Exercise aim: The records below must be retyped exactly.

Provided data:
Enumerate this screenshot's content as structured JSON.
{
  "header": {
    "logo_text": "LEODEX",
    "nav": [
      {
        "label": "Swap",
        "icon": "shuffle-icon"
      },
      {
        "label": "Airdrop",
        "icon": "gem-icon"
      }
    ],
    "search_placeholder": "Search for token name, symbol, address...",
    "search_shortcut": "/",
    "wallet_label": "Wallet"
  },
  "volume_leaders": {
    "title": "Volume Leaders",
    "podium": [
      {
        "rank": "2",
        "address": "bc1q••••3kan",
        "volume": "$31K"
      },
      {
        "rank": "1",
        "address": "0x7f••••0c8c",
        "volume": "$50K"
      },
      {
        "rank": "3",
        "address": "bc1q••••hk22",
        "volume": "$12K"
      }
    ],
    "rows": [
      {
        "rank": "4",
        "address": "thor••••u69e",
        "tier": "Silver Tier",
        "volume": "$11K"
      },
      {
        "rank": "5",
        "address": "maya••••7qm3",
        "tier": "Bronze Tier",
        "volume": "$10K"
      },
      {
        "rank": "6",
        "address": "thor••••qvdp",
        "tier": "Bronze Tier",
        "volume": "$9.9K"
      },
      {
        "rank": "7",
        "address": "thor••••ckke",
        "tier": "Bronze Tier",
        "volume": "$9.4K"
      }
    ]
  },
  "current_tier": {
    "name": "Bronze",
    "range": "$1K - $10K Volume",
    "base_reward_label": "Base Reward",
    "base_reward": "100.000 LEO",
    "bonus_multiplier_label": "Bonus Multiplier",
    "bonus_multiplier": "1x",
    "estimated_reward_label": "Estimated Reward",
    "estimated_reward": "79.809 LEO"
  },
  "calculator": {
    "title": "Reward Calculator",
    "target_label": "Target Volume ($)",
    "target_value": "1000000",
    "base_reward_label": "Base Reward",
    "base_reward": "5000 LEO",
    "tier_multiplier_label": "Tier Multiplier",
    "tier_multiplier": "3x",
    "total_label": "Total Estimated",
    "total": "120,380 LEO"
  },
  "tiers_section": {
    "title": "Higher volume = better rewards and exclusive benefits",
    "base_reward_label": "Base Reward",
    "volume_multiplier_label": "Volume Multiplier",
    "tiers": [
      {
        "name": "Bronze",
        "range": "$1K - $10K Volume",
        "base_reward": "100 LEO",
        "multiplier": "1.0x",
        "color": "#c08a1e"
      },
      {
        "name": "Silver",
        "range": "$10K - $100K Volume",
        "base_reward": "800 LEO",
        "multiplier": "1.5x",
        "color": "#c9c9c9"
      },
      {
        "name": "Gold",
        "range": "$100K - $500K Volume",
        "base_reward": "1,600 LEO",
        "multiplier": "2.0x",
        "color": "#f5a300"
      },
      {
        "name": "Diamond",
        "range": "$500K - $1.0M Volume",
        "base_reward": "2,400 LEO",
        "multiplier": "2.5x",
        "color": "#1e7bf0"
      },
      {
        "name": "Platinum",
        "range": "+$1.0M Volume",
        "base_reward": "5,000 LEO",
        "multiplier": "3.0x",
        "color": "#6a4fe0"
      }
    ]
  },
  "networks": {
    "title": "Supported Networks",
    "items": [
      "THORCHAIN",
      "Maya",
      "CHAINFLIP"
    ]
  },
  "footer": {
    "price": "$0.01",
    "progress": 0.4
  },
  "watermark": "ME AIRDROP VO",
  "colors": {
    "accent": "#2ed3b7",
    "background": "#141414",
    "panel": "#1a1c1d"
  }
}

Answer to the exercise:
Enumerate this screenshot's content as structured JSON.
{
  "header": {
    "logo_text": "LEODEX",
    "nav": [
      {
        "label": "Swap",
        "icon": "shuffle-icon"
      },
      {
        "label": "Airdrop",
        "icon": "gem-icon"
      }
    ],
    "search_placeholder": "Search for token name, symbol, address...",
    "search_shortcut": "/",
    "wallet_label": "Wallet"
  },
  "volume_leaders": {
    "title": "Volume Leaders",
    "podium": [
      {
        "rank": "2",
        "address": "bc1q••••3kan",
        "volume": "$31K"
      },
      {
        "rank": "1",
        "address": "0x7f••••0c8c",
        "volume": "$50K"
      },
      {
        "rank": "3",
        "address": "bc1q••••hk22",
        "volume": "$12K"
      }
    ],
    "rows": [
      {
        "rank": "4",
        "address": "thor••••u69e",
        "tier": "Silver Tier",
        "volume": "$11K"
      },
      {
        "rank": "5",
        "address": "maya••••7qm3",
        "tier": "Bronze Tier",
        "volume": "$10K"
      },
      {
        "rank": "6",
        "address": "thor••••qvdp",
        "tier": "Bronze Tier",
        "volume": "$9.9K"
      },
      {
        "rank": "7",
        "address": "thor••••ckke",
        "tier": "Bronze Tier",
        "volume": "$9.4K"
      }
    ]
  },
  "current_tier": {
    "name": "Bronze",
    "range": "$1K - $10K Volume",
    "base_reward_label": "Base Reward",
    "base_reward": "100.000 LEO",
    "bonus_multiplier_label": "Bonus Multiplier",
    "bonus_multiplier": "1x",
    "estimated_reward_label": "Estimated Reward",
    "estimated_reward": "79.809 LEO"
  },
  "calculator": {
    "title": "Reward Calculator",
    "target_label": "Target Volume ($)",
    "target_value": "1000000",
    "base_reward_label": "Base Reward",
    "base_reward": "5000 LEO",
    "tier_multiplier_label": "Tier Multiplier",
    "tier_multiplier": "3x",
    "total_label": "Total Estimated",
    "total": "120,380 LEO"
  },
  "tiers_section": {
    "title": "Higher volume = better rewards and exclusive benefits",
    "base_reward_label": "Base Reward",
    "volume_multiplier_label": "Volume Multiplier",
    "tiers": [
      {
        "name": "Bronze",
        "range": "$1K - $10K Volume",
        "base_reward": "100 LEO",
        "multiplier": "1.0x",
        "color": "#c08a1e"
      },
      {
        "name": "Silver",
        "range": "$10K - $100K Volume",
        "base_reward": "800 LEO",
        "multiplier": "1.5x",
        "color": "#c9c9c9"
      },
      {
        "name": "Gold",
        "range": "$100K - $500K Volume",
        "base_reward": "1,600 LEO",
        "multiplier": "2.0x",
        "color": "#f5a300"
      },
      {
        "name": "Diamond",
        "range": "$500K - $1.0M Volume",
        "base_reward": "2,400 LEO",
        "multiplier": "2.5x",
        "color": "#1e7bf0"
      },
      {
        "name": "Platinum",
        "range": "+$1.0M Volume",
        "base_reward": "5,000 LEO",
        "multiplier": "3.0x",
        "color": "#6a4fe0"
      }
    ]
  },
  "networks": {
    "title": "Supported Networks",
    "items": [
      "THORCHAIN",
      "Maya",
      "CHAINFLIP"
    ]
  },
  "footer": {
    "price": "$0.01",
    "progress": 0.4
  },
  "watermark": "ME AIRDROP VO",
  "colors": {
    "accent": "#2ed3b7",
    "background": "#141414",
    "panel": "#1a1c1d"
  }
}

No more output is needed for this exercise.